→ **Given exercise**: In the items below, starting with the line with "value-bar bbox=[906, 385, 913, 410]" and going on through the line with "value-label: 25,65% bbox=[698, 99, 778, 124]", rewrite those lines with "value-cell" changed to "data-cell" and nothing else altered. Return only those lines.

··· Information supplied

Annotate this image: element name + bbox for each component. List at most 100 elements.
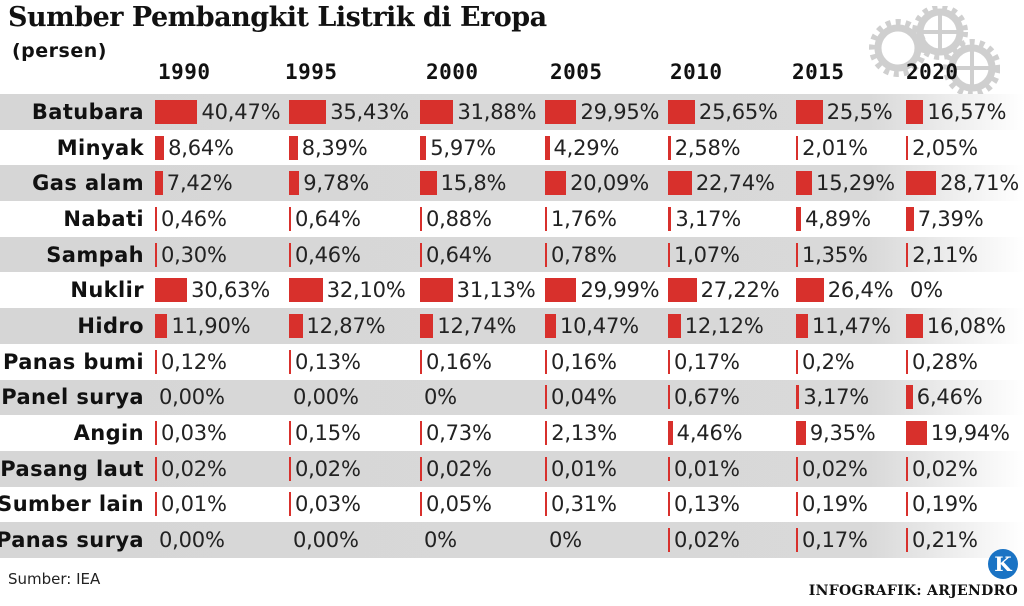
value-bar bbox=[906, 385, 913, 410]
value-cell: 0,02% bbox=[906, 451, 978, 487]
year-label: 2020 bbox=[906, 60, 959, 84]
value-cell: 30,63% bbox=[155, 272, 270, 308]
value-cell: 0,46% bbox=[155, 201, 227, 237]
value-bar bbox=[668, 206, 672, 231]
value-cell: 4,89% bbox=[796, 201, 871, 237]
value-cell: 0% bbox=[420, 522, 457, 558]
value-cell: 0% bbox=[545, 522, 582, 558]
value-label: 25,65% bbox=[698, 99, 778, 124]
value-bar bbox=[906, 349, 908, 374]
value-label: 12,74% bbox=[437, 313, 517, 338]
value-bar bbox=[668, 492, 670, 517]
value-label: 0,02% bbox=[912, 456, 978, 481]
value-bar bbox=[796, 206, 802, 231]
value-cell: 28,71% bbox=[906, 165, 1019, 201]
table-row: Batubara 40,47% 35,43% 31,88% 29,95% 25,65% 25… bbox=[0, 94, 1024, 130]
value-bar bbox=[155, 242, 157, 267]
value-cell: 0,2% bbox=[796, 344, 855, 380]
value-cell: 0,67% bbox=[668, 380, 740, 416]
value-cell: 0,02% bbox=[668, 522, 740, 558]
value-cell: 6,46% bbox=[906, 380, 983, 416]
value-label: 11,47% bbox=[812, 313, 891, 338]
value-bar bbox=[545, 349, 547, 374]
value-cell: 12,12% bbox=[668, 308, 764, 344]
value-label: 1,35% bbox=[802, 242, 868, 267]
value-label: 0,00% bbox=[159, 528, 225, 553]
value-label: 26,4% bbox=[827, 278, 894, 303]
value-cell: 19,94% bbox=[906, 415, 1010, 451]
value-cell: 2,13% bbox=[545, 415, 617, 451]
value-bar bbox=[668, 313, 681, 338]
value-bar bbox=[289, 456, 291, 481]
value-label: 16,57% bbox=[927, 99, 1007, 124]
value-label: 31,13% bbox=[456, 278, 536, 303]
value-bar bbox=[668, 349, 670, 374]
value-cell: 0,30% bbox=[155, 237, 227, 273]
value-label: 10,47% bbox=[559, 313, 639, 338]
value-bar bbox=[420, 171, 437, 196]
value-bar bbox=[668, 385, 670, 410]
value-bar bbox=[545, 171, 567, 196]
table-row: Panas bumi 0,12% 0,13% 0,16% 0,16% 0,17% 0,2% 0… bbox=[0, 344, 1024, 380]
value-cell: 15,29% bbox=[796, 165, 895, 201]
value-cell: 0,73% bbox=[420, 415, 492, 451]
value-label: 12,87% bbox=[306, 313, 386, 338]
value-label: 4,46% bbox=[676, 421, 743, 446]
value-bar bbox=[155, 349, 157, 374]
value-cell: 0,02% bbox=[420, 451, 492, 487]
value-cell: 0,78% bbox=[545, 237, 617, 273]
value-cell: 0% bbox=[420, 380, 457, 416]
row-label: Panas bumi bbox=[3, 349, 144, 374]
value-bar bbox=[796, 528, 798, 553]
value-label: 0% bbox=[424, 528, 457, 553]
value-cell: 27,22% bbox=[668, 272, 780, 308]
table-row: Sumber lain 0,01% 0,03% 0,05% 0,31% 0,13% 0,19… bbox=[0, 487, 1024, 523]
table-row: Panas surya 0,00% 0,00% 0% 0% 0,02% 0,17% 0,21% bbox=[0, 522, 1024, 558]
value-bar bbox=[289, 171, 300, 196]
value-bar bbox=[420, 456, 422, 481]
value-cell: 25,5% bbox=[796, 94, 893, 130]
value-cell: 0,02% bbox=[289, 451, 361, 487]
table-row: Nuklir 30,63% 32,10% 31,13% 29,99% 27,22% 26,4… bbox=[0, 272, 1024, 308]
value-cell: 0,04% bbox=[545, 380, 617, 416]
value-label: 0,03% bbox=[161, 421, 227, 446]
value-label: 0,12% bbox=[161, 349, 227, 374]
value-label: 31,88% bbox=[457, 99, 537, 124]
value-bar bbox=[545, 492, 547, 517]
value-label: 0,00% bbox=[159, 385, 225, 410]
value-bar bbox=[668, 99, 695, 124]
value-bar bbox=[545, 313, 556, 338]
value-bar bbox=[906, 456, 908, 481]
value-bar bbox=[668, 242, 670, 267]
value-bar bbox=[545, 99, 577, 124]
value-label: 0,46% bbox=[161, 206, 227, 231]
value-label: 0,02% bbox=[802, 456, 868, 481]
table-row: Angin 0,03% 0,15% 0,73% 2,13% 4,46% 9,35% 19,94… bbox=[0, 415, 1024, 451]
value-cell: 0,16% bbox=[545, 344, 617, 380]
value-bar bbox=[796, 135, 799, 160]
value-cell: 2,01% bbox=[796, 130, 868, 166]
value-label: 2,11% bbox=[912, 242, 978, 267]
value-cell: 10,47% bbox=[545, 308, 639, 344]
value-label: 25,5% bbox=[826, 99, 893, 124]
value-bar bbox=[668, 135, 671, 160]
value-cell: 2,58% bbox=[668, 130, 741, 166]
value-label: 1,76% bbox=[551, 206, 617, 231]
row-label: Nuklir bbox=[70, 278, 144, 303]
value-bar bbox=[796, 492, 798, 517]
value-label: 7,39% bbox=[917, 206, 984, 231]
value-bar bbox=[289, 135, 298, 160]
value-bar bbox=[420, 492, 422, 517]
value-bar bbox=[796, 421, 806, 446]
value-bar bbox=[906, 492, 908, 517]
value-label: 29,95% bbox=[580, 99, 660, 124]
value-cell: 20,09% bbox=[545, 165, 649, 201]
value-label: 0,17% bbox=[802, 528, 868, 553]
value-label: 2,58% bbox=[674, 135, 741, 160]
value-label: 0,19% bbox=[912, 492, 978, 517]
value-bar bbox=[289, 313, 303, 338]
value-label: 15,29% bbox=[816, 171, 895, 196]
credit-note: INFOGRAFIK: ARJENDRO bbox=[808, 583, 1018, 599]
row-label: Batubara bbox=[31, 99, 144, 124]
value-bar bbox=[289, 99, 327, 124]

······
··· Information supplied

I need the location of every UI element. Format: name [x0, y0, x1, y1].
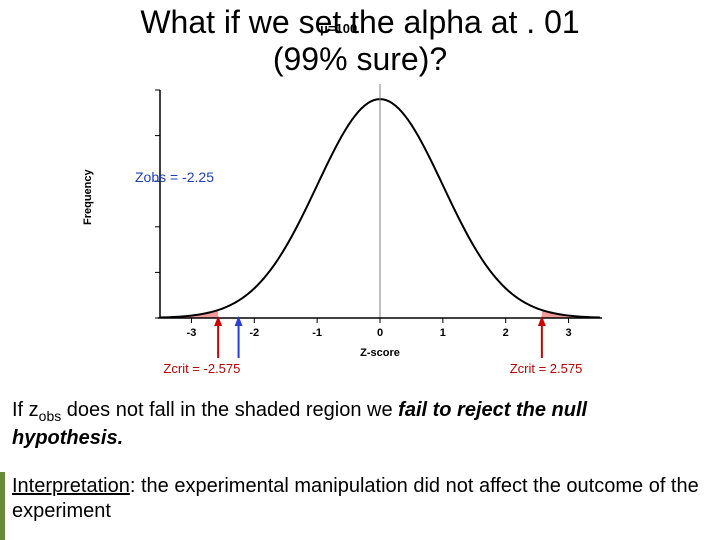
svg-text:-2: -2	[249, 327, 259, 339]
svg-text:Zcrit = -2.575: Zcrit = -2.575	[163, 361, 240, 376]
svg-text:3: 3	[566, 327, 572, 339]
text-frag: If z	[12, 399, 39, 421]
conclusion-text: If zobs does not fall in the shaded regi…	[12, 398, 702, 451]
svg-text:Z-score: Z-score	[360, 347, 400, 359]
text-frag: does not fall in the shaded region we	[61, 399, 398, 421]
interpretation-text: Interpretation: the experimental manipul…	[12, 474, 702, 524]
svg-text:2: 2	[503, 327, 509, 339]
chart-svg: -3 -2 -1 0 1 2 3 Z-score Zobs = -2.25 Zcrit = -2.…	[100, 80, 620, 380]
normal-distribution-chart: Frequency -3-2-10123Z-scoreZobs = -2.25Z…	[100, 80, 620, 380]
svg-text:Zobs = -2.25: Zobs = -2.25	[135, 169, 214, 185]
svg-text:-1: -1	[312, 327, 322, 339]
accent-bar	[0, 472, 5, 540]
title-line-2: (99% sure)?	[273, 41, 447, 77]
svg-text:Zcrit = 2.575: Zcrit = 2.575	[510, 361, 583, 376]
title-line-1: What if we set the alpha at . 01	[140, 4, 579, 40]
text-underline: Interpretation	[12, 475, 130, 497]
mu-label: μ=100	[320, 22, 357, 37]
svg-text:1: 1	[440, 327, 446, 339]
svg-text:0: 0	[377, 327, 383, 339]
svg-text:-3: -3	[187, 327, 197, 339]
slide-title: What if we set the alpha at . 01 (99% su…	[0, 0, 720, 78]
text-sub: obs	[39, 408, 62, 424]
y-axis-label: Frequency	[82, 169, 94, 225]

······

→ **Full solution**:
value-bar bbox=[906, 385, 913, 410]
data-cell: 0,02% bbox=[906, 451, 978, 487]
year-label: 2020 bbox=[906, 60, 959, 84]
data-cell: 30,63% bbox=[155, 272, 270, 308]
data-cell: 0,46% bbox=[155, 201, 227, 237]
value-bar bbox=[668, 206, 672, 231]
data-cell: 4,89% bbox=[796, 201, 871, 237]
data-cell: 0% bbox=[420, 522, 457, 558]
data-cell: 0% bbox=[545, 522, 582, 558]
value-label: 25,65% bbox=[698, 99, 778, 124]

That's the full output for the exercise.